*Extracted material:*

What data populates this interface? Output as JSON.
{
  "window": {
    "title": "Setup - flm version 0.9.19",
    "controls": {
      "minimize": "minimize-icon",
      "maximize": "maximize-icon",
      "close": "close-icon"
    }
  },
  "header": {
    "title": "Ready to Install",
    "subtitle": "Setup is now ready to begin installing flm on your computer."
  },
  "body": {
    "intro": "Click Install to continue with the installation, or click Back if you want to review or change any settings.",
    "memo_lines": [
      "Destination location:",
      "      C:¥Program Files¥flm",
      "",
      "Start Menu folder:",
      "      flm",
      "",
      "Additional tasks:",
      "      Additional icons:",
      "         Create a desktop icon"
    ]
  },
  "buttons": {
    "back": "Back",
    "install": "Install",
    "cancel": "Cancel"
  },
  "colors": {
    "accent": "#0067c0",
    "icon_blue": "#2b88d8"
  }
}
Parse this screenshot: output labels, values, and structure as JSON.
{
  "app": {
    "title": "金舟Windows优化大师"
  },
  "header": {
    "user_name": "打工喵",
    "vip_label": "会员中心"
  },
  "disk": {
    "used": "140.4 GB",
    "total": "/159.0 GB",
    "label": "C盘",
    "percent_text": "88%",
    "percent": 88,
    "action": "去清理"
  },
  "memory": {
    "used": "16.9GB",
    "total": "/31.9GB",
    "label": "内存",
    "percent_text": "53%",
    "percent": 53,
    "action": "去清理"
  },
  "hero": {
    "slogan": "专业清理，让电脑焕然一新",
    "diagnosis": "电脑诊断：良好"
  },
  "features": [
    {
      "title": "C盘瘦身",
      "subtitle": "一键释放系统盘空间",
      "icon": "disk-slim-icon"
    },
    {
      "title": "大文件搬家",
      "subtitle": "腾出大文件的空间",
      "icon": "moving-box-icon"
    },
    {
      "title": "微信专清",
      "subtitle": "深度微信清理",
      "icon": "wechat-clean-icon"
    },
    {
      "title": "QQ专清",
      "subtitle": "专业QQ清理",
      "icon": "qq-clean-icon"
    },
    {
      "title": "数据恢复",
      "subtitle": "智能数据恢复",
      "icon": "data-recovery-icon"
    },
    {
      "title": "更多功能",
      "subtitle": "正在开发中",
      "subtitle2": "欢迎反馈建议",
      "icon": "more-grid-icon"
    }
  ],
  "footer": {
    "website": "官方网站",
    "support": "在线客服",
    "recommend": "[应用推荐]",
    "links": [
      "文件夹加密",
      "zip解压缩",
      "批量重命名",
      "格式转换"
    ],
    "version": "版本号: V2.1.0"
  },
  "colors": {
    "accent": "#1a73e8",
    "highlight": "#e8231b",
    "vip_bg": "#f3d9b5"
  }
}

*Your goal:* A line counts if it holds the word "data". How many lines of the entries count? Give the number only.

*Written answer:* 2